§ **Given request**: Copy out the listing that follows exactly, dropping every picture.

⁂

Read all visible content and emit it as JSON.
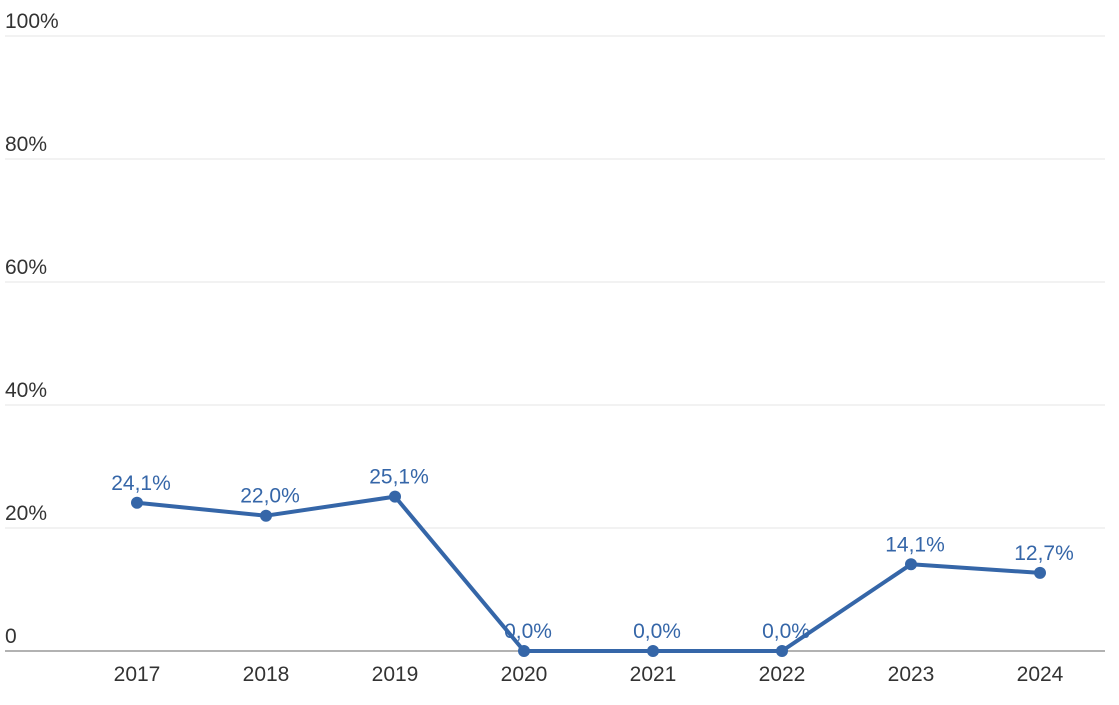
{
  "chart_data": {
    "type": "line",
    "title": "",
    "xlabel": "",
    "ylabel": "",
    "categories": [
      "2017",
      "2018",
      "2019",
      "2020",
      "2021",
      "2022",
      "2023",
      "2024"
    ],
    "values": [
      24.1,
      22.0,
      25.1,
      0.0,
      0.0,
      0.0,
      14.1,
      12.7
    ],
    "data_labels": [
      "24,1%",
      "22,0%",
      "25,1%",
      "0,0%",
      "0,0%",
      "0,0%",
      "14,1%",
      "12,7%"
    ],
    "ylim": [
      0,
      100
    ],
    "yticks": [
      0,
      20,
      40,
      60,
      80,
      100
    ],
    "ytick_labels": [
      "0",
      "20%",
      "40%",
      "60%",
      "80%",
      "100%"
    ],
    "grid": true,
    "legend": "none",
    "colors": {
      "series": "#3566a8",
      "grid": "#e6e6e6",
      "axis": "#666666",
      "text": "#333333"
    }
  }
}
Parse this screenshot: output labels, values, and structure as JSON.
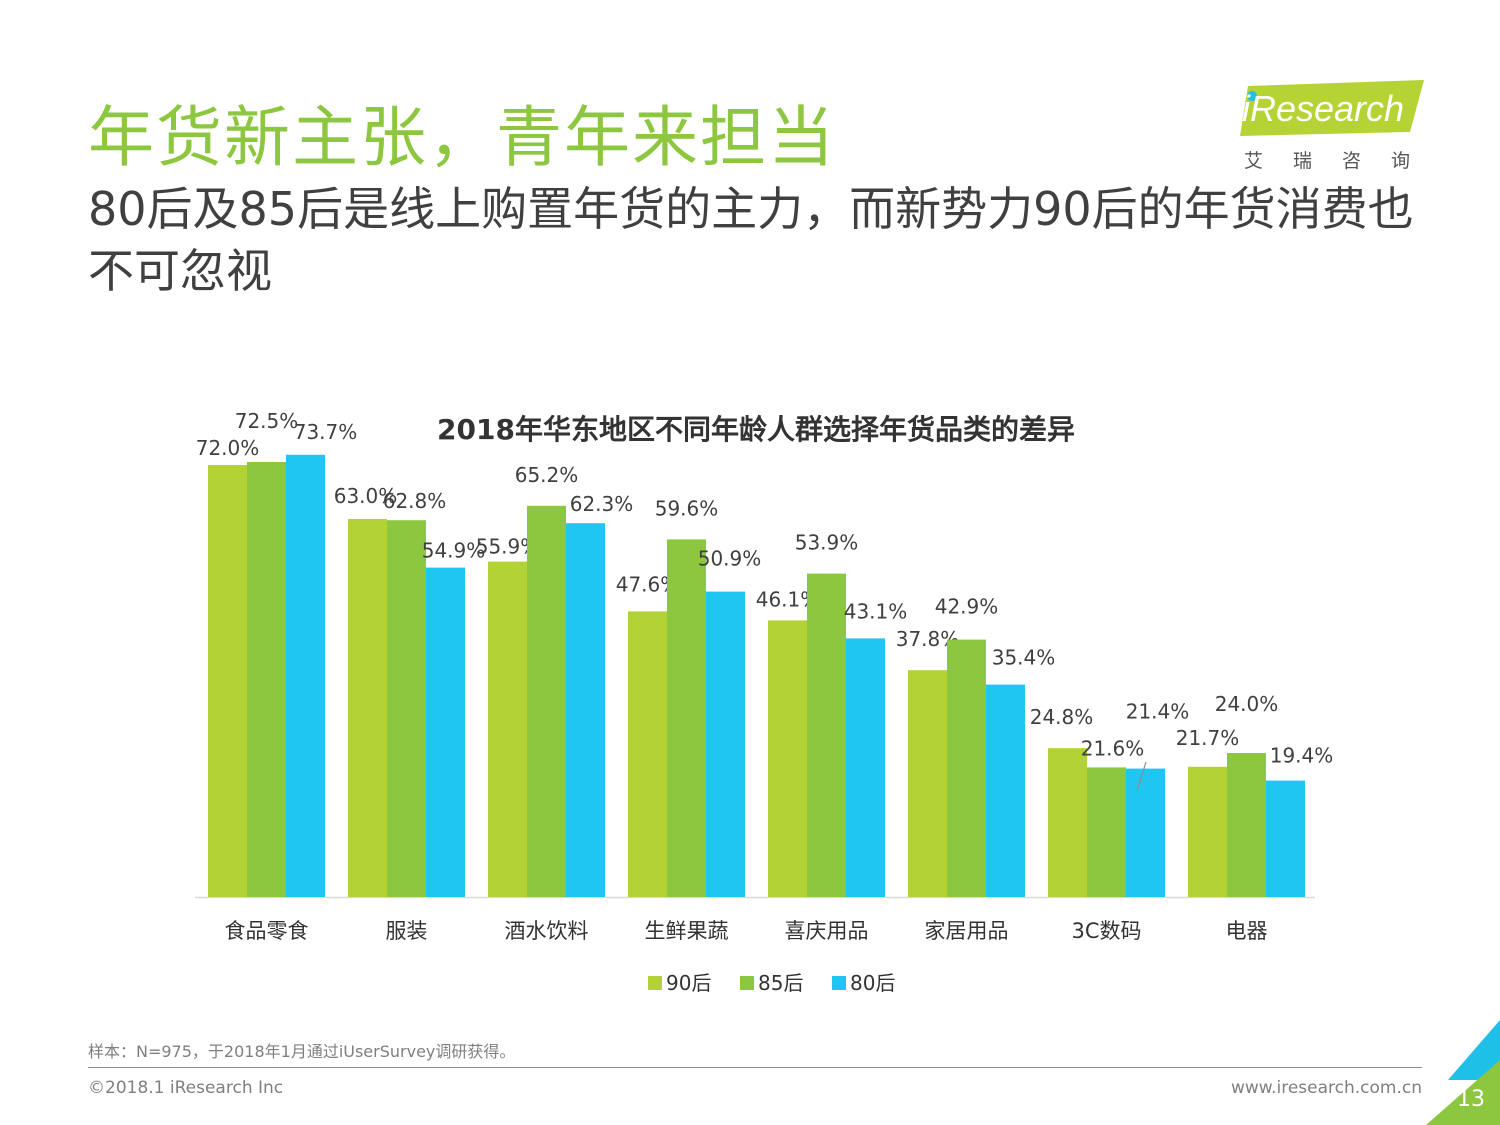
{
  "header": {
    "title": "年货新主张，青年来担当",
    "subtitle": "80后及85后是线上购置年货的主力，而新势力90后的年货消费也不可忽视"
  },
  "logo": {
    "wordmark": "iResearch",
    "chinese": "艾瑞咨询",
    "colors": {
      "mark": "#b5d334",
      "mark_accent": "#1ec0e8"
    }
  },
  "chart_data": {
    "type": "bar",
    "title": "2018年华东地区不同年龄人群选择年货品类的差异",
    "categories": [
      "食品零食",
      "服装",
      "酒水饮料",
      "生鲜果蔬",
      "喜庆用品",
      "家居用品",
      "3C数码",
      "电器"
    ],
    "series": [
      {
        "name": "90后",
        "color": "#b2d235",
        "values": [
          72.0,
          63.0,
          55.9,
          47.6,
          46.1,
          37.8,
          24.8,
          21.7
        ]
      },
      {
        "name": "85后",
        "color": "#8dc63f",
        "values": [
          72.5,
          62.8,
          65.2,
          59.6,
          53.9,
          42.9,
          21.6,
          24.0
        ]
      },
      {
        "name": "80后",
        "color": "#1fc7f0",
        "values": [
          73.7,
          54.9,
          62.3,
          50.9,
          43.1,
          35.4,
          21.4,
          19.4
        ]
      }
    ],
    "value_suffix": "%",
    "ylim": [
      0,
      80
    ],
    "grid": false,
    "legend_position": "bottom"
  },
  "footer": {
    "note": "样本：N=975，于2018年1月通过iUserSurvey调研获得。",
    "copyright": "©2018.1 iResearch Inc",
    "url": "www.iresearch.com.cn",
    "page_number": "13"
  }
}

⁂

§ **Task output**:
Read all visible content and emit it as JSON.
{
  "chart_data": {
    "type": "line",
    "title": "",
    "xlabel": "",
    "ylabel": "",
    "categories": [
      "2017",
      "2018",
      "2019",
      "2020",
      "2021",
      "2022",
      "2023",
      "2024"
    ],
    "values": [
      24.1,
      22.0,
      25.1,
      0.0,
      0.0,
      0.0,
      14.1,
      12.7
    ],
    "data_labels": [
      "24,1%",
      "22,0%",
      "25,1%",
      "0,0%",
      "0,0%",
      "0,0%",
      "14,1%",
      "12,7%"
    ],
    "ylim": [
      0,
      100
    ],
    "yticks": [
      0,
      20,
      40,
      60,
      80,
      100
    ],
    "ytick_labels": [
      "0",
      "20%",
      "40%",
      "60%",
      "80%",
      "100%"
    ],
    "grid": true,
    "legend": "none",
    "colors": {
      "series": "#3566a8",
      "grid": "#e6e6e6",
      "axis": "#666666",
      "text": "#333333"
    }
  }
}
Parse this screenshot: output labels, values, and structure as JSON.
{
  "header": {
    "title": "年货新主张，青年来担当",
    "subtitle": "80后及85后是线上购置年货的主力，而新势力90后的年货消费也不可忽视"
  },
  "logo": {
    "wordmark": "iResearch",
    "chinese": "艾瑞咨询",
    "colors": {
      "mark": "#b5d334",
      "mark_accent": "#1ec0e8"
    }
  },
  "chart_data": {
    "type": "bar",
    "title": "2018年华东地区不同年龄人群选择年货品类的差异",
    "categories": [
      "食品零食",
      "服装",
      "酒水饮料",
      "生鲜果蔬",
      "喜庆用品",
      "家居用品",
      "3C数码",
      "电器"
    ],
    "series": [
      {
        "name": "90后",
        "color": "#b2d235",
        "values": [
          72.0,
          63.0,
          55.9,
          47.6,
          46.1,
          37.8,
          24.8,
          21.7
        ]
      },
      {
        "name": "85后",
        "color": "#8dc63f",
        "values": [
          72.5,
          62.8,
          65.2,
          59.6,
          53.9,
          42.9,
          21.6,
          24.0
        ]
      },
      {
        "name": "80后",
        "color": "#1fc7f0",
        "values": [
          73.7,
          54.9,
          62.3,
          50.9,
          43.1,
          35.4,
          21.4,
          19.4
        ]
      }
    ],
    "value_suffix": "%",
    "ylim": [
      0,
      80
    ],
    "grid": false,
    "legend_position": "bottom"
  },
  "footer": {
    "note": "样本：N=975，于2018年1月通过iUserSurvey调研获得。",
    "copyright": "©2018.1 iResearch Inc",
    "url": "www.iresearch.com.cn",
    "page_number": "13"
  }
}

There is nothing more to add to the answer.